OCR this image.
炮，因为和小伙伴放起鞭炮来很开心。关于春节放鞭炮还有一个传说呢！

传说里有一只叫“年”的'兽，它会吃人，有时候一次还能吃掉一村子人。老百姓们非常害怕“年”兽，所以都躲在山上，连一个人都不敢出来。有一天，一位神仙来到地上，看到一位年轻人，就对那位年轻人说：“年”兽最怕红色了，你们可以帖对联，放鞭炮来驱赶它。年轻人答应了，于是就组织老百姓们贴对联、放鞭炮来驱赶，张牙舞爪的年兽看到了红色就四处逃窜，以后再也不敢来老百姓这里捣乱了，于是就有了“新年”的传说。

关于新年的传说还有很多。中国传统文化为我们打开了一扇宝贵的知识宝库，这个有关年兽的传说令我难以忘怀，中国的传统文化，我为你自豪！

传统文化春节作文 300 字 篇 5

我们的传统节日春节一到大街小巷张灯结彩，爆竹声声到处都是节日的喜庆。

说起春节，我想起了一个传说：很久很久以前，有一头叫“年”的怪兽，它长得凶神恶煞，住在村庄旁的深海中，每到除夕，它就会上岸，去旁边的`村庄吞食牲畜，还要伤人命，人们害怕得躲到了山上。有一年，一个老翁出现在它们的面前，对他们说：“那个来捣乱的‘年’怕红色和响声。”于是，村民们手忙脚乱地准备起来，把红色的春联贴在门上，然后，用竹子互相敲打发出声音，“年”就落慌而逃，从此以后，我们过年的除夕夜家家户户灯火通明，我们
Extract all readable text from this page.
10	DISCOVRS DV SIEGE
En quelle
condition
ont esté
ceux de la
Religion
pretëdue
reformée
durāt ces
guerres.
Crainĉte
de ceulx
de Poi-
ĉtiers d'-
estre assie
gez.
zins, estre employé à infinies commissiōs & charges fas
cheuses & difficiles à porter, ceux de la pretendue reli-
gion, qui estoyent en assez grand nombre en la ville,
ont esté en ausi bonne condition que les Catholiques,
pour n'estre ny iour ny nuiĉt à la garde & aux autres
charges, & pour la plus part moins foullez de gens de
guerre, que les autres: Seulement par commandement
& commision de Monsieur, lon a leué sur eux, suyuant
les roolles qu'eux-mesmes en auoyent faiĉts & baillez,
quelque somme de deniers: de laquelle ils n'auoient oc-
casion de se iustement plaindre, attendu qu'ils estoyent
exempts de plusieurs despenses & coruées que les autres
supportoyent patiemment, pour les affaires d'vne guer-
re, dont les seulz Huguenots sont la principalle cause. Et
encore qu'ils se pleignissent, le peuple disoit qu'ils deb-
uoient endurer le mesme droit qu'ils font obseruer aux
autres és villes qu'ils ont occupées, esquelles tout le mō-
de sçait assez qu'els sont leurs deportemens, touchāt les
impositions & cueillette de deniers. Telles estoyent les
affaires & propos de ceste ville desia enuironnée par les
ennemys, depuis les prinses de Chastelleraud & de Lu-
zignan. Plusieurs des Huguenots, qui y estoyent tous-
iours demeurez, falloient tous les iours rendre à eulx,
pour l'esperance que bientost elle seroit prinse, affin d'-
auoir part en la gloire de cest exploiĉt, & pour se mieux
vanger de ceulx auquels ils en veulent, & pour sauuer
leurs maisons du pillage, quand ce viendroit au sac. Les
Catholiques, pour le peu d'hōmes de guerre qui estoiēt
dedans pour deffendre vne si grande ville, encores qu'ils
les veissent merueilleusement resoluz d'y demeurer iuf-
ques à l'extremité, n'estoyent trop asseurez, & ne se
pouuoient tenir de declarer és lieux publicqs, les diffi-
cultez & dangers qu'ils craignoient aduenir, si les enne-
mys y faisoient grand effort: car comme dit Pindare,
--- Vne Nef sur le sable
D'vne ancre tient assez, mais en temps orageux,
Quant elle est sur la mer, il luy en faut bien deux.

━━━━━━━━━━━━━━━━━━━━━━━━━━━━━━

* **Work instructions**:
Copy out all the entries shown above, character for character.

* **Task solution**:
OCR this image.
炮，因为和小伙伴放起鞭炮来很开心。关于春节放鞭炮还有一个传说呢！

传说里有一只叫“年”的'兽，它会吃人，有时候一次还能吃掉一村子人。老百姓们非常害怕“年”兽，所以都躲在山上，连一个人都不敢出来。有一天，一位神仙来到地上，看到一位年轻人，就对那位年轻人说：“年”兽最怕红色了，你们可以帖对联，放鞭炮来驱赶它。年轻人答应了，于是就组织老百姓们贴对联、放鞭炮来驱赶，张牙舞爪的年兽看到了红色就四处逃窜，以后再也不敢来老百姓这里捣乱了，于是就有了“新年”的传说。

关于新年的传说还有很多。中国传统文化为我们打开了一扇宝贵的知识宝库，这个有关年兽的传说令我难以忘怀，中国的传统文化，我为你自豪！

传统文化春节作文 300 字 篇 5

我们的传统节日春节一到大街小巷张灯结彩，爆竹声声到处都是节日的喜庆。

说起春节，我想起了一个传说：很久很久以前，有一头叫“年”的怪兽，它长得凶神恶煞，住在村庄旁的深海中，每到除夕，它就会上岸，去旁边的`村庄吞食牲畜，还要伤人命，人们害怕得躲到了山上。有一年，一个老翁出现在它们的面前，对他们说：“那个来捣乱的‘年’怕红色和响声。”于是，村民们手忙脚乱地准备起来，把红色的春联贴在门上，然后，用竹子互相敲打发出声音，“年”就落慌而逃，从此以后，我们过年的除夕夜家家户户灯火通明，我们
Extract all readable text from this page.
10	DISCOVRS DV SIEGE
En quelle
condition
ont esté
ceux de la
Religion
pretëdue
reformée
durāt ces
guerres.
Crainĉte
de ceulx
de Poi-
ĉtiers d'-
estre assie
gez.
zins, estre employé à infinies commissiōs & charges fas
cheuses & difficiles à porter, ceux de la pretendue reli-
gion, qui estoyent en assez grand nombre en la ville,
ont esté en ausi bonne condition que les Catholiques,
pour n'estre ny iour ny nuiĉt à la garde & aux autres
charges, & pour la plus part moins foullez de gens de
guerre, que les autres: Seulement par commandement
& commision de Monsieur, lon a leué sur eux, suyuant
les roolles qu'eux-mesmes en auoyent faiĉts & baillez,
quelque somme de deniers: de laquelle ils n'auoient oc-
casion de se iustement plaindre, attendu qu'ils estoyent
exempts de plusieurs despenses & coruées que les autres
supportoyent patiemment, pour les affaires d'vne guer-
re, dont les seulz Huguenots sont la principalle cause. Et
encore qu'ils se pleignissent, le peuple disoit qu'ils deb-
uoient endurer le mesme droit qu'ils font obseruer aux
autres és villes qu'ils ont occupées, esquelles tout le mō-
de sçait assez qu'els sont leurs deportemens, touchāt les
impositions & cueillette de deniers. Telles estoyent les
affaires & propos de ceste ville desia enuironnée par les
ennemys, depuis les prinses de Chastelleraud & de Lu-
zignan. Plusieurs des Huguenots, qui y estoyent tous-
iours demeurez, falloient tous les iours rendre à eulx,
pour l'esperance que bientost elle seroit prinse, affin d'-
auoir part en la gloire de cest exploiĉt, & pour se mieux
vanger de ceulx auquels ils en veulent, & pour sauuer
leurs maisons du pillage, quand ce viendroit au sac. Les
Catholiques, pour le peu d'hōmes de guerre qui estoiēt
dedans pour deffendre vne si grande ville, encores qu'ils
les veissent merueilleusement resoluz d'y demeurer iuf-
ques à l'extremité, n'estoyent trop asseurez, & ne se
pouuoient tenir de declarer és lieux publicqs, les diffi-
cultez & dangers qu'ils craignoient aduenir, si les enne-
mys y faisoient grand effort: car comme dit Pindare,
--- Vne Nef sur le sable
D'vne ancre tient assez, mais en temps orageux,
Quant elle est sur la mer, il luy en faut bien deux.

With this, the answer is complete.